The request: Print all records exactly, leaving nothing out.
Begin Data for the task
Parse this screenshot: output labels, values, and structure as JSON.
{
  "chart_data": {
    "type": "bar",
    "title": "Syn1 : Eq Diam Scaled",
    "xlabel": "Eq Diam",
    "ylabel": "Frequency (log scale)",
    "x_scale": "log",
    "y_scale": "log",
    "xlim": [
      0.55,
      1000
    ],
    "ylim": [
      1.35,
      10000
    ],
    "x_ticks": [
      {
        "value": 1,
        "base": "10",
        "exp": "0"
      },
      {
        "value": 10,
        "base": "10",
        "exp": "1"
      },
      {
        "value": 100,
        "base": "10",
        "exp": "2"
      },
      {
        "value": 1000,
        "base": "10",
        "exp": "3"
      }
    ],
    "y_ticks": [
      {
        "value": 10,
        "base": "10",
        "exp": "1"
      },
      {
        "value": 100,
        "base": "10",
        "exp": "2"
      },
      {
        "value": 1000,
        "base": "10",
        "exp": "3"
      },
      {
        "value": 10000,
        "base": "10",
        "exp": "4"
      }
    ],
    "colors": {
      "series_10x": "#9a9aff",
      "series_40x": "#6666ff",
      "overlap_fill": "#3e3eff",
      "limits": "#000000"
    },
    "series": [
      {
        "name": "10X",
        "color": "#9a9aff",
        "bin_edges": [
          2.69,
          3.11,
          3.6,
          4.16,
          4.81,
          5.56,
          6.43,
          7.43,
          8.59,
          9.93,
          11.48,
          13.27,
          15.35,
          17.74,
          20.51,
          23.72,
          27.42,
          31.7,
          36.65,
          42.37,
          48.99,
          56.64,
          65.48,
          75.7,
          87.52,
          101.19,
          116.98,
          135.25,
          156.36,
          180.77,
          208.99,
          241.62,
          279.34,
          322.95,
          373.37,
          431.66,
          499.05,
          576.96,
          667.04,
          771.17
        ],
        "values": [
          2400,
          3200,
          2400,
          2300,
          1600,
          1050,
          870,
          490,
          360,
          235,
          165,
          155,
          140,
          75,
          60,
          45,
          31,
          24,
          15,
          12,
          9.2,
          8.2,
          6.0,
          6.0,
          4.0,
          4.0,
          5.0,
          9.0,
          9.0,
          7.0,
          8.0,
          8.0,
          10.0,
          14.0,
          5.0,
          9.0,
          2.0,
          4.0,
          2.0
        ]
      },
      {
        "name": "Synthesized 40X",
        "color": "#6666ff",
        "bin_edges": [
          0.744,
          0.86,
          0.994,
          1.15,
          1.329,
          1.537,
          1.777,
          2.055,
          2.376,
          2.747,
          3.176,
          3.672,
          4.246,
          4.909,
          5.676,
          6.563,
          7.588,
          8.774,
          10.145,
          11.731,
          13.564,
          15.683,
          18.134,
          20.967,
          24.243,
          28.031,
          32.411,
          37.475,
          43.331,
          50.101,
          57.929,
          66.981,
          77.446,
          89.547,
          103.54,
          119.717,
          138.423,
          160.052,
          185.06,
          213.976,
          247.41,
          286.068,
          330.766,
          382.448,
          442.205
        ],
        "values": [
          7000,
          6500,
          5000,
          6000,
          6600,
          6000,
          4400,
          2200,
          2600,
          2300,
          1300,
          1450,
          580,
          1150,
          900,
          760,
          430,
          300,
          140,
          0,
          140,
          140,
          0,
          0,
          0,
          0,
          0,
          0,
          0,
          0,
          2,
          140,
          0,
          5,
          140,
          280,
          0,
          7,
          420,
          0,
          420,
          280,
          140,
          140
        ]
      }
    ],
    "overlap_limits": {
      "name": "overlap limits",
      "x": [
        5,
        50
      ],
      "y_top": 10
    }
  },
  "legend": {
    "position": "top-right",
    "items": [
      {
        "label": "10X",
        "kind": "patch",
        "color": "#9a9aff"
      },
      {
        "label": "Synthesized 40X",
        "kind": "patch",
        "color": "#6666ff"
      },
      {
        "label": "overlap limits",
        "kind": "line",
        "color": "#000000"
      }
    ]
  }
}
End Data for the task
Answer to this task:
Parse this screenshot: output labels, values, and structure as JSON.
{
  "chart_data": {
    "type": "bar",
    "title": "Syn1 : Eq Diam Scaled",
    "xlabel": "Eq Diam",
    "ylabel": "Frequency (log scale)",
    "x_scale": "log",
    "y_scale": "log",
    "xlim": [
      0.55,
      1000
    ],
    "ylim": [
      1.35,
      10000
    ],
    "x_ticks": [
      {
        "value": 1,
        "base": "10",
        "exp": "0"
      },
      {
        "value": 10,
        "base": "10",
        "exp": "1"
      },
      {
        "value": 100,
        "base": "10",
        "exp": "2"
      },
      {
        "value": 1000,
        "base": "10",
        "exp": "3"
      }
    ],
    "y_ticks": [
      {
        "value": 10,
        "base": "10",
        "exp": "1"
      },
      {
        "value": 100,
        "base": "10",
        "exp": "2"
      },
      {
        "value": 1000,
        "base": "10",
        "exp": "3"
      },
      {
        "value": 10000,
        "base": "10",
        "exp": "4"
      }
    ],
    "colors": {
      "series_10x": "#9a9aff",
      "series_40x": "#6666ff",
      "overlap_fill": "#3e3eff",
      "limits": "#000000"
    },
    "series": [
      {
        "name": "10X",
        "color": "#9a9aff",
        "bin_edges": [
          2.69,
          3.11,
          3.6,
          4.16,
          4.81,
          5.56,
          6.43,
          7.43,
          8.59,
          9.93,
          11.48,
          13.27,
          15.35,
          17.74,
          20.51,
          23.72,
          27.42,
          31.7,
          36.65,
          42.37,
          48.99,
          56.64,
          65.48,
          75.7,
          87.52,
          101.19,
          116.98,
          135.25,
          156.36,
          180.77,
          208.99,
          241.62,
          279.34,
          322.95,
          373.37,
          431.66,
          499.05,
          576.96,
          667.04,
          771.17
        ],
        "values": [
          2400,
          3200,
          2400,
          2300,
          1600,
          1050,
          870,
          490,
          360,
          235,
          165,
          155,
          140,
          75,
          60,
          45,
          31,
          24,
          15,
          12,
          9.2,
          8.2,
          6.0,
          6.0,
          4.0,
          4.0,
          5.0,
          9.0,
          9.0,
          7.0,
          8.0,
          8.0,
          10.0,
          14.0,
          5.0,
          9.0,
          2.0,
          4.0,
          2.0
        ]
      },
      {
        "name": "Synthesized 40X",
        "color": "#6666ff",
        "bin_edges": [
          0.744,
          0.86,
          0.994,
          1.15,
          1.329,
          1.537,
          1.777,
          2.055,
          2.376,
          2.747,
          3.176,
          3.672,
          4.246,
          4.909,
          5.676,
          6.563,
          7.588,
          8.774,
          10.145,
          11.731,
          13.564,
          15.683,
          18.134,
          20.967,
          24.243,
          28.031,
          32.411,
          37.475,
          43.331,
          50.101,
          57.929,
          66.981,
          77.446,
          89.547,
          103.54,
          119.717,
          138.423,
          160.052,
          185.06,
          213.976,
          247.41,
          286.068,
          330.766,
          382.448,
          442.205
        ],
        "values": [
          7000,
          6500,
          5000,
          6000,
          6600,
          6000,
          4400,
          2200,
          2600,
          2300,
          1300,
          1450,
          580,
          1150,
          900,
          760,
          430,
          300,
          140,
          0,
          140,
          140,
          0,
          0,
          0,
          0,
          0,
          0,
          0,
          0,
          2,
          140,
          0,
          5,
          140,
          280,
          0,
          7,
          420,
          0,
          420,
          280,
          140,
          140
        ]
      }
    ],
    "overlap_limits": {
      "name": "overlap limits",
      "x": [
        5,
        50
      ],
      "y_top": 10
    }
  },
  "legend": {
    "position": "top-right",
    "items": [
      {
        "label": "10X",
        "kind": "patch",
        "color": "#9a9aff"
      },
      {
        "label": "Synthesized 40X",
        "kind": "patch",
        "color": "#6666ff"
      },
      {
        "label": "overlap limits",
        "kind": "line",
        "color": "#000000"
      }
    ]
  }
}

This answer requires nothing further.